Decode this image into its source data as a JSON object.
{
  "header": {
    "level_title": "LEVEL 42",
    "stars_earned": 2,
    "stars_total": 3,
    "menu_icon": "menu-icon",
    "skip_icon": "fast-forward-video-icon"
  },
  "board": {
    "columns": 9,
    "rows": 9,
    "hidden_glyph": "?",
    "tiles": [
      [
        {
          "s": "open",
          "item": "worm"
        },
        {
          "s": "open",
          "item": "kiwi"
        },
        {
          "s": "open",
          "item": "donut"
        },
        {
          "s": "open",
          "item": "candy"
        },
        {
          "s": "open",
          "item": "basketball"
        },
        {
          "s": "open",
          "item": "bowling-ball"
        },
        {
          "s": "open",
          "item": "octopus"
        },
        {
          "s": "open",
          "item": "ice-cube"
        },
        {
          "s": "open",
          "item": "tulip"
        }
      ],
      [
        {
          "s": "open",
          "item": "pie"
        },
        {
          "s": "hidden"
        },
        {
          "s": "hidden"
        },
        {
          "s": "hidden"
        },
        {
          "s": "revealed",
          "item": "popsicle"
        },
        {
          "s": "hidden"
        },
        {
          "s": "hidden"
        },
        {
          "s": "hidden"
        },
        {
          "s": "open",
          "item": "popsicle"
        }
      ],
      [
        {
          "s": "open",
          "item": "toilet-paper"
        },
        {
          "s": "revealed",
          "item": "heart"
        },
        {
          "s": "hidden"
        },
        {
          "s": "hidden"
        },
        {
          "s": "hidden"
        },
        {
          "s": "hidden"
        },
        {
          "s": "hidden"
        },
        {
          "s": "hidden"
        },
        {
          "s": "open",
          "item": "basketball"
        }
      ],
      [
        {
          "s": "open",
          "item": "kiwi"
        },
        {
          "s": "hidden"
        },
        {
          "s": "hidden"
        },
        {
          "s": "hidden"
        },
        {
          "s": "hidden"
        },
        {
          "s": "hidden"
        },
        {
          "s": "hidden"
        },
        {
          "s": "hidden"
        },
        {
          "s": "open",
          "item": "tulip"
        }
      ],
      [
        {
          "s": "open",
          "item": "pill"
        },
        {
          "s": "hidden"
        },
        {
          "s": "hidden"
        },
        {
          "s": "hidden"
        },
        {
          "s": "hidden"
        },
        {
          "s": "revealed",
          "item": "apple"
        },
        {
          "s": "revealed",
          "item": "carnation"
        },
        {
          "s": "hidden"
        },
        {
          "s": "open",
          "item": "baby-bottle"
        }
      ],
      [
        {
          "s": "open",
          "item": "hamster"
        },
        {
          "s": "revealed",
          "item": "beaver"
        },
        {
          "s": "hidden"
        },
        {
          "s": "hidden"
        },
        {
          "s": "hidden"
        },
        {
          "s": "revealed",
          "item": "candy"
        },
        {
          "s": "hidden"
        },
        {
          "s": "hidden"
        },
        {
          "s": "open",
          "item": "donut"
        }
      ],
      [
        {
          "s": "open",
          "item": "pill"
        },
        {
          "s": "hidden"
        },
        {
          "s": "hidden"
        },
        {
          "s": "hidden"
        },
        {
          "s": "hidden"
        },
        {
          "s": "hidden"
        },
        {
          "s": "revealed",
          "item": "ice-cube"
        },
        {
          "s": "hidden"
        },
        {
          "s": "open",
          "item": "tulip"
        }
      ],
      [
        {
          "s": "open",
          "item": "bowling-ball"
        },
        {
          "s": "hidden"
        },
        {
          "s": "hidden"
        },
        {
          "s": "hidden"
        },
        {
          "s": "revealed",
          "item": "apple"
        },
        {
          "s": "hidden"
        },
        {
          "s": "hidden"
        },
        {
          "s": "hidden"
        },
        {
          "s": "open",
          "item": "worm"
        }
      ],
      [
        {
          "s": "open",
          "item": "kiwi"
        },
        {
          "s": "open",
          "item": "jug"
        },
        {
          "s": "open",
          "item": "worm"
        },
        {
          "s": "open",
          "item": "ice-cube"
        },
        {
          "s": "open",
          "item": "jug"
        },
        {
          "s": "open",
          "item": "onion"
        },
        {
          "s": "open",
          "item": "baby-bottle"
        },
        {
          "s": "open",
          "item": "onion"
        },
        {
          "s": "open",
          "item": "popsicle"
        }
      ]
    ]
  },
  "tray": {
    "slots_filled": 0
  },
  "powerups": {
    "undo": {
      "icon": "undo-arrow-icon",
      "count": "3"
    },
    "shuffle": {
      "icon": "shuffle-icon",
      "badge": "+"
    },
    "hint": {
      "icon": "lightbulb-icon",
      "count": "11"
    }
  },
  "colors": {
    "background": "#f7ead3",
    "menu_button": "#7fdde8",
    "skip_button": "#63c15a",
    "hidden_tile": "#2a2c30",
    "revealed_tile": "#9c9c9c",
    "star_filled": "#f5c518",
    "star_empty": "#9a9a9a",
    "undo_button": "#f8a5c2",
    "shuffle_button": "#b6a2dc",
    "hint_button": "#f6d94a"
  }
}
--------------------------------------------------
● **YOUR INSTRUCTIONS**
Would you copy out each line exactly as written?

● **THE REPLY**
Decode this image into its source data as a JSON object.
{
  "header": {
    "level_title": "LEVEL 42",
    "stars_earned": 2,
    "stars_total": 3,
    "menu_icon": "menu-icon",
    "skip_icon": "fast-forward-video-icon"
  },
  "board": {
    "columns": 9,
    "rows": 9,
    "hidden_glyph": "?",
    "tiles": [
      [
        {
          "s": "open",
          "item": "worm"
        },
        {
          "s": "open",
          "item": "kiwi"
        },
        {
          "s": "open",
          "item": "donut"
        },
        {
          "s": "open",
          "item": "candy"
        },
        {
          "s": "open",
          "item": "basketball"
        },
        {
          "s": "open",
          "item": "bowling-ball"
        },
        {
          "s": "open",
          "item": "octopus"
        },
        {
          "s": "open",
          "item": "ice-cube"
        },
        {
          "s": "open",
          "item": "tulip"
        }
      ],
      [
        {
          "s": "open",
          "item": "pie"
        },
        {
          "s": "hidden"
        },
        {
          "s": "hidden"
        },
        {
          "s": "hidden"
        },
        {
          "s": "revealed",
          "item": "popsicle"
        },
        {
          "s": "hidden"
        },
        {
          "s": "hidden"
        },
        {
          "s": "hidden"
        },
        {
          "s": "open",
          "item": "popsicle"
        }
      ],
      [
        {
          "s": "open",
          "item": "toilet-paper"
        },
        {
          "s": "revealed",
          "item": "heart"
        },
        {
          "s": "hidden"
        },
        {
          "s": "hidden"
        },
        {
          "s": "hidden"
        },
        {
          "s": "hidden"
        },
        {
          "s": "hidden"
        },
        {
          "s": "hidden"
        },
        {
          "s": "open",
          "item": "basketball"
        }
      ],
      [
        {
          "s": "open",
          "item": "kiwi"
        },
        {
          "s": "hidden"
        },
        {
          "s": "hidden"
        },
        {
          "s": "hidden"
        },
        {
          "s": "hidden"
        },
        {
          "s": "hidden"
        },
        {
          "s": "hidden"
        },
        {
          "s": "hidden"
        },
        {
          "s": "open",
          "item": "tulip"
        }
      ],
      [
        {
          "s": "open",
          "item": "pill"
        },
        {
          "s": "hidden"
        },
        {
          "s": "hidden"
        },
        {
          "s": "hidden"
        },
        {
          "s": "hidden"
        },
        {
          "s": "revealed",
          "item": "apple"
        },
        {
          "s": "revealed",
          "item": "carnation"
        },
        {
          "s": "hidden"
        },
        {
          "s": "open",
          "item": "baby-bottle"
        }
      ],
      [
        {
          "s": "open",
          "item": "hamster"
        },
        {
          "s": "revealed",
          "item": "beaver"
        },
        {
          "s": "hidden"
        },
        {
          "s": "hidden"
        },
        {
          "s": "hidden"
        },
        {
          "s": "revealed",
          "item": "candy"
        },
        {
          "s": "hidden"
        },
        {
          "s": "hidden"
        },
        {
          "s": "open",
          "item": "donut"
        }
      ],
      [
        {
          "s": "open",
          "item": "pill"
        },
        {
          "s": "hidden"
        },
        {
          "s": "hidden"
        },
        {
          "s": "hidden"
        },
        {
          "s": "hidden"
        },
        {
          "s": "hidden"
        },
        {
          "s": "revealed",
          "item": "ice-cube"
        },
        {
          "s": "hidden"
        },
        {
          "s": "open",
          "item": "tulip"
        }
      ],
      [
        {
          "s": "open",
          "item": "bowling-ball"
        },
        {
          "s": "hidden"
        },
        {
          "s": "hidden"
        },
        {
          "s": "hidden"
        },
        {
          "s": "revealed",
          "item": "apple"
        },
        {
          "s": "hidden"
        },
        {
          "s": "hidden"
        },
        {
          "s": "hidden"
        },
        {
          "s": "open",
          "item": "worm"
        }
      ],
      [
        {
          "s": "open",
          "item": "kiwi"
        },
        {
          "s": "open",
          "item": "jug"
        },
        {
          "s": "open",
          "item": "worm"
        },
        {
          "s": "open",
          "item": "ice-cube"
        },
        {
          "s": "open",
          "item": "jug"
        },
        {
          "s": "open",
          "item": "onion"
        },
        {
          "s": "open",
          "item": "baby-bottle"
        },
        {
          "s": "open",
          "item": "onion"
        },
        {
          "s": "open",
          "item": "popsicle"
        }
      ]
    ]
  },
  "tray": {
    "slots_filled": 0
  },
  "powerups": {
    "undo": {
      "icon": "undo-arrow-icon",
      "count": "3"
    },
    "shuffle": {
      "icon": "shuffle-icon",
      "badge": "+"
    },
    "hint": {
      "icon": "lightbulb-icon",
      "count": "11"
    }
  },
  "colors": {
    "background": "#f7ead3",
    "menu_button": "#7fdde8",
    "skip_button": "#63c15a",
    "hidden_tile": "#2a2c30",
    "revealed_tile": "#9c9c9c",
    "star_filled": "#f5c518",
    "star_empty": "#9a9a9a",
    "undo_button": "#f8a5c2",
    "shuffle_button": "#b6a2dc",
    "hint_button": "#f6d94a"
  }
}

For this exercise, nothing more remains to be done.